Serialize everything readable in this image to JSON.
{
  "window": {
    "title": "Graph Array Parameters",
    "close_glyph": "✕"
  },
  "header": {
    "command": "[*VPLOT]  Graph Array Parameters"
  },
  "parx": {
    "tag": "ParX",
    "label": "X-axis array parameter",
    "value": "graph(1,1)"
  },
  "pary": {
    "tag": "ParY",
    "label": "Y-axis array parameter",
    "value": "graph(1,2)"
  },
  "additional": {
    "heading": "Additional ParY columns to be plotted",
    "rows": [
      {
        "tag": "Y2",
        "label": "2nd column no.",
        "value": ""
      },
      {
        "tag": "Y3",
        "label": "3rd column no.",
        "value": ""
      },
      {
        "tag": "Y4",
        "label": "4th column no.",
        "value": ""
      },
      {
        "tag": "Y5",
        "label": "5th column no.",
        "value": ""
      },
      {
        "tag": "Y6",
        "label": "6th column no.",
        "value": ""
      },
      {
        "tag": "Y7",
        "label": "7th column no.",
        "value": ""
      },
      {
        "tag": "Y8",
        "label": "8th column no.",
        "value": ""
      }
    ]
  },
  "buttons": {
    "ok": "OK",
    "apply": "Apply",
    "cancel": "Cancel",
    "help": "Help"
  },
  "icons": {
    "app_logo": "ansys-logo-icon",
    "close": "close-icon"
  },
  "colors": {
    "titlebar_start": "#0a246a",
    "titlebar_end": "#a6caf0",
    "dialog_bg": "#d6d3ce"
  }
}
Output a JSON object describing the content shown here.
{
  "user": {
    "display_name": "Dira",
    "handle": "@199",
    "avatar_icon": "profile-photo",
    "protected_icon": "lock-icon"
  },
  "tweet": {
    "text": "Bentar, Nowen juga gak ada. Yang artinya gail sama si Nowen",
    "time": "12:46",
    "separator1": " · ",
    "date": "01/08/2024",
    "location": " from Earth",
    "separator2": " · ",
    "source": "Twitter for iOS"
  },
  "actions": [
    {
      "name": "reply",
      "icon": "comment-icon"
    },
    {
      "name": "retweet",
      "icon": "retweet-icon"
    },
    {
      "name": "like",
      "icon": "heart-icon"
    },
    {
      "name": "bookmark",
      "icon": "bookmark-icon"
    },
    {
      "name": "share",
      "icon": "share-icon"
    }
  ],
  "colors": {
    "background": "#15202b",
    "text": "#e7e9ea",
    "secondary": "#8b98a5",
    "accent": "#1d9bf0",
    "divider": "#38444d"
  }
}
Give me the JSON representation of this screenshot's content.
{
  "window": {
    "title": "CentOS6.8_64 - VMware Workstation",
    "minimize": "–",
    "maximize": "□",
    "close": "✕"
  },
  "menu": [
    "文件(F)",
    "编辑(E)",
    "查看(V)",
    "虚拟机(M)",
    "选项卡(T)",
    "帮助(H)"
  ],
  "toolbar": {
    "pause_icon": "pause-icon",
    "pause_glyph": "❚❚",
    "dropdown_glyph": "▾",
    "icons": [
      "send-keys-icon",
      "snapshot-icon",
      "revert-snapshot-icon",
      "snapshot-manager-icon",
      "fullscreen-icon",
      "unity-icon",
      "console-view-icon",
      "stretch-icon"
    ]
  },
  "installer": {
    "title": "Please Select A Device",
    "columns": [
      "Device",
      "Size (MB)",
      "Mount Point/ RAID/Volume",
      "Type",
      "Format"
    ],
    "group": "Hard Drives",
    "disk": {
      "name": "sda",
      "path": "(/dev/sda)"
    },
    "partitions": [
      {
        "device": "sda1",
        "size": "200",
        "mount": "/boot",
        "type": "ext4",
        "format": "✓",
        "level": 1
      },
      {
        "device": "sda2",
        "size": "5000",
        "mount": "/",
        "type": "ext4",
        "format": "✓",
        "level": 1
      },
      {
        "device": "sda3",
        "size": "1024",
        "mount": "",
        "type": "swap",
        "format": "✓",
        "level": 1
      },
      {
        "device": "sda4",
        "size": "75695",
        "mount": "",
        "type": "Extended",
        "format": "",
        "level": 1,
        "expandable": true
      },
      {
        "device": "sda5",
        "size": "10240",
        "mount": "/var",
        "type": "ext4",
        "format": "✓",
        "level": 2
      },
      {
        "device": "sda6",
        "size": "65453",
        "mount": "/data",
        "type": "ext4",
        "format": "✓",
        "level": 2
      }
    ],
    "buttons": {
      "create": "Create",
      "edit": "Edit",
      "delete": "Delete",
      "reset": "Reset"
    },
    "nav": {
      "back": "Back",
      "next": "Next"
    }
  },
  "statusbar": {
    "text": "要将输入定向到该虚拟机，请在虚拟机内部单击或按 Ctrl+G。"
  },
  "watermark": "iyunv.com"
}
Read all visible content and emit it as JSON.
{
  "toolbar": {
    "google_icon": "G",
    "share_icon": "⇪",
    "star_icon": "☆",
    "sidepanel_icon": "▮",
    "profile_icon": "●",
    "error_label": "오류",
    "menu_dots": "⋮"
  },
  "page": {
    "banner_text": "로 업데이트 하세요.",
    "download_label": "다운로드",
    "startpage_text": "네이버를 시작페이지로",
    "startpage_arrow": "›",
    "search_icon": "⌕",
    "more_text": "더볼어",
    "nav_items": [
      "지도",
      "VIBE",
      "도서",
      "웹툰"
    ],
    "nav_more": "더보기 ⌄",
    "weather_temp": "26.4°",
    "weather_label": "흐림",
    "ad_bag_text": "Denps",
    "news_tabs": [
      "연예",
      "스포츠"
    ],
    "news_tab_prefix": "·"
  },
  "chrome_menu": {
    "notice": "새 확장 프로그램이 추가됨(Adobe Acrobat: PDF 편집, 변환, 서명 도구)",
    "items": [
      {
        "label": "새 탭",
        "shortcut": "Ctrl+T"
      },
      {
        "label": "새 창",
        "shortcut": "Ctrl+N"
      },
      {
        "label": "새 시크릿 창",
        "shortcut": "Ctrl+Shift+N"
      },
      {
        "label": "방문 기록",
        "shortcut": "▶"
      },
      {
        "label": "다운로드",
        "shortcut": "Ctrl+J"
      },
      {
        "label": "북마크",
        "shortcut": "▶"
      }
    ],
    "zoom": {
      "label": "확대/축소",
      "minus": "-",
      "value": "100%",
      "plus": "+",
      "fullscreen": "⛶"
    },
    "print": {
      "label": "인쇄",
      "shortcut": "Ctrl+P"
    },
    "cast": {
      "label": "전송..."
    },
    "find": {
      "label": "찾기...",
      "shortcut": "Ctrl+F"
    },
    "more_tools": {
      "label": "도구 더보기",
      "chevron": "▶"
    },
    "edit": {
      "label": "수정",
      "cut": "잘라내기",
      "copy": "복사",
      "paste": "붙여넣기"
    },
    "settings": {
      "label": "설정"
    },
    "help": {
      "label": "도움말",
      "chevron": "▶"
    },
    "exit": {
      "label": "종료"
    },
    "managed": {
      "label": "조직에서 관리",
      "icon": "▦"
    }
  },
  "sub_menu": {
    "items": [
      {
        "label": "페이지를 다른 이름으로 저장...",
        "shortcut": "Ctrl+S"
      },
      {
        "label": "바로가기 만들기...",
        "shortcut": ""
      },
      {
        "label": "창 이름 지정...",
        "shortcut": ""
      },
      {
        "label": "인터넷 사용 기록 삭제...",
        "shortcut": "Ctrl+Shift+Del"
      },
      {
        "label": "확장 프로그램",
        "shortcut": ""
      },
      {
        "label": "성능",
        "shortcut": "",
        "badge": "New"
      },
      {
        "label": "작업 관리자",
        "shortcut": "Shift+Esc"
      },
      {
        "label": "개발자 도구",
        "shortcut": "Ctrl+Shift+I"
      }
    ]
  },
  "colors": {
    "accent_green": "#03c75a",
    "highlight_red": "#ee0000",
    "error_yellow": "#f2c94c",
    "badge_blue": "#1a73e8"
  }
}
# # #
▶ _Task brief_: Output the entries verbatim.

▶ _The output_:
Serialize everything readable in this image to JSON.
{
  "window": {
    "title": "Graph Array Parameters",
    "close_glyph": "✕"
  },
  "header": {
    "command": "[*VPLOT]  Graph Array Parameters"
  },
  "parx": {
    "tag": "ParX",
    "label": "X-axis array parameter",
    "value": "graph(1,1)"
  },
  "pary": {
    "tag": "ParY",
    "label": "Y-axis array parameter",
    "value": "graph(1,2)"
  },
  "additional": {
    "heading": "Additional ParY columns to be plotted",
    "rows": [
      {
        "tag": "Y2",
        "label": "2nd column no.",
        "value": ""
      },
      {
        "tag": "Y3",
        "label": "3rd column no.",
        "value": ""
      },
      {
        "tag": "Y4",
        "label": "4th column no.",
        "value": ""
      },
      {
        "tag": "Y5",
        "label": "5th column no.",
        "value": ""
      },
      {
        "tag": "Y6",
        "label": "6th column no.",
        "value": ""
      },
      {
        "tag": "Y7",
        "label": "7th column no.",
        "value": ""
      },
      {
        "tag": "Y8",
        "label": "8th column no.",
        "value": ""
      }
    ]
  },
  "buttons": {
    "ok": "OK",
    "apply": "Apply",
    "cancel": "Cancel",
    "help": "Help"
  },
  "icons": {
    "app_logo": "ansys-logo-icon",
    "close": "close-icon"
  },
  "colors": {
    "titlebar_start": "#0a246a",
    "titlebar_end": "#a6caf0",
    "dialog_bg": "#d6d3ce"
  }
}
Output a JSON object describing the content shown here.
{
  "user": {
    "display_name": "Dira",
    "handle": "@199",
    "avatar_icon": "profile-photo",
    "protected_icon": "lock-icon"
  },
  "tweet": {
    "text": "Bentar, Nowen juga gak ada. Yang artinya gail sama si Nowen",
    "time": "12:46",
    "separator1": " · ",
    "date": "01/08/2024",
    "location": " from Earth",
    "separator2": " · ",
    "source": "Twitter for iOS"
  },
  "actions": [
    {
      "name": "reply",
      "icon": "comment-icon"
    },
    {
      "name": "retweet",
      "icon": "retweet-icon"
    },
    {
      "name": "like",
      "icon": "heart-icon"
    },
    {
      "name": "bookmark",
      "icon": "bookmark-icon"
    },
    {
      "name": "share",
      "icon": "share-icon"
    }
  ],
  "colors": {
    "background": "#15202b",
    "text": "#e7e9ea",
    "secondary": "#8b98a5",
    "accent": "#1d9bf0",
    "divider": "#38444d"
  }
}
Give me the JSON representation of this screenshot's content.
{
  "window": {
    "title": "CentOS6.8_64 - VMware Workstation",
    "minimize": "–",
    "maximize": "□",
    "close": "✕"
  },
  "menu": [
    "文件(F)",
    "编辑(E)",
    "查看(V)",
    "虚拟机(M)",
    "选项卡(T)",
    "帮助(H)"
  ],
  "toolbar": {
    "pause_icon": "pause-icon",
    "pause_glyph": "❚❚",
    "dropdown_glyph": "▾",
    "icons": [
      "send-keys-icon",
      "snapshot-icon",
      "revert-snapshot-icon",
      "snapshot-manager-icon",
      "fullscreen-icon",
      "unity-icon",
      "console-view-icon",
      "stretch-icon"
    ]
  },
  "installer": {
    "title": "Please Select A Device",
    "columns": [
      "Device",
      "Size (MB)",
      "Mount Point/ RAID/Volume",
      "Type",
      "Format"
    ],
    "group": "Hard Drives",
    "disk": {
      "name": "sda",
      "path": "(/dev/sda)"
    },
    "partitions": [
      {
        "device": "sda1",
        "size": "200",
        "mount": "/boot",
        "type": "ext4",
        "format": "✓",
        "level": 1
      },
      {
        "device": "sda2",
        "size": "5000",
        "mount": "/",
        "type": "ext4",
        "format": "✓",
        "level": 1
      },
      {
        "device": "sda3",
        "size": "1024",
        "mount": "",
        "type": "swap",
        "format": "✓",
        "level": 1
      },
      {
        "device": "sda4",
        "size": "75695",
        "mount": "",
        "type": "Extended",
        "format": "",
        "level": 1,
        "expandable": true
      },
      {
        "device": "sda5",
        "size": "10240",
        "mount": "/var",
        "type": "ext4",
        "format": "✓",
        "level": 2
      },
      {
        "device": "sda6",
        "size": "65453",
        "mount": "/data",
        "type": "ext4",
        "format": "✓",
        "level": 2
      }
    ],
    "buttons": {
      "create": "Create",
      "edit": "Edit",
      "delete": "Delete",
      "reset": "Reset"
    },
    "nav": {
      "back": "Back",
      "next": "Next"
    }
  },
  "statusbar": {
    "text": "要将输入定向到该虚拟机，请在虚拟机内部单击或按 Ctrl+G。"
  },
  "watermark": "iyunv.com"
}
Read all visible content and emit it as JSON.
{
  "toolbar": {
    "google_icon": "G",
    "share_icon": "⇪",
    "star_icon": "☆",
    "sidepanel_icon": "▮",
    "profile_icon": "●",
    "error_label": "오류",
    "menu_dots": "⋮"
  },
  "page": {
    "banner_text": "로 업데이트 하세요.",
    "download_label": "다운로드",
    "startpage_text": "네이버를 시작페이지로",
    "startpage_arrow": "›",
    "search_icon": "⌕",
    "more_text": "더볼어",
    "nav_items": [
      "지도",
      "VIBE",
      "도서",
      "웹툰"
    ],
    "nav_more": "더보기 ⌄",
    "weather_temp": "26.4°",
    "weather_label": "흐림",
    "ad_bag_text": "Denps",
    "news_tabs": [
      "연예",
      "스포츠"
    ],
    "news_tab_prefix": "·"
  },
  "chrome_menu": {
    "notice": "새 확장 프로그램이 추가됨(Adobe Acrobat: PDF 편집, 변환, 서명 도구)",
    "items": [
      {
        "label": "새 탭",
        "shortcut": "Ctrl+T"
      },
      {
        "label": "새 창",
        "shortcut": "Ctrl+N"
      },
      {
        "label": "새 시크릿 창",
        "shortcut": "Ctrl+Shift+N"
      },
      {
        "label": "방문 기록",
        "shortcut": "▶"
      },
      {
        "label": "다운로드",
        "shortcut": "Ctrl+J"
      },
      {
        "label": "북마크",
        "shortcut": "▶"
      }
    ],
    "zoom": {
      "label": "확대/축소",
      "minus": "-",
      "value": "100%",
      "plus": "+",
      "fullscreen": "⛶"
    },
    "print": {
      "label": "인쇄",
      "shortcut": "Ctrl+P"
    },
    "cast": {
      "label": "전송..."
    },
    "find": {
      "label": "찾기...",
      "shortcut": "Ctrl+F"
    },
    "more_tools": {
      "label": "도구 더보기",
      "chevron": "▶"
    },
    "edit": {
      "label": "수정",
      "cut": "잘라내기",
      "copy": "복사",
      "paste": "붙여넣기"
    },
    "settings": {
      "label": "설정"
    },
    "help": {
      "label": "도움말",
      "chevron": "▶"
    },
    "exit": {
      "label": "종료"
    },
    "managed": {
      "label": "조직에서 관리",
      "icon": "▦"
    }
  },
  "sub_menu": {
    "items": [
      {
        "label": "페이지를 다른 이름으로 저장...",
        "shortcut": "Ctrl+S"
      },
      {
        "label": "바로가기 만들기...",
        "shortcut": ""
      },
      {
        "label": "창 이름 지정...",
        "shortcut": ""
      },
      {
        "label": "인터넷 사용 기록 삭제...",
        "shortcut": "Ctrl+Shift+Del"
      },
      {
        "label": "확장 프로그램",
        "shortcut": ""
      },
      {
        "label": "성능",
        "shortcut": "",
        "badge": "New"
      },
      {
        "label": "작업 관리자",
        "shortcut": "Shift+Esc"
      },
      {
        "label": "개발자 도구",
        "shortcut": "Ctrl+Shift+I"
      }
    ]
  },
  "colors": {
    "accent_green": "#03c75a",
    "highlight_red": "#ee0000",
    "error_yellow": "#f2c94c",
    "badge_blue": "#1a73e8"
  }
}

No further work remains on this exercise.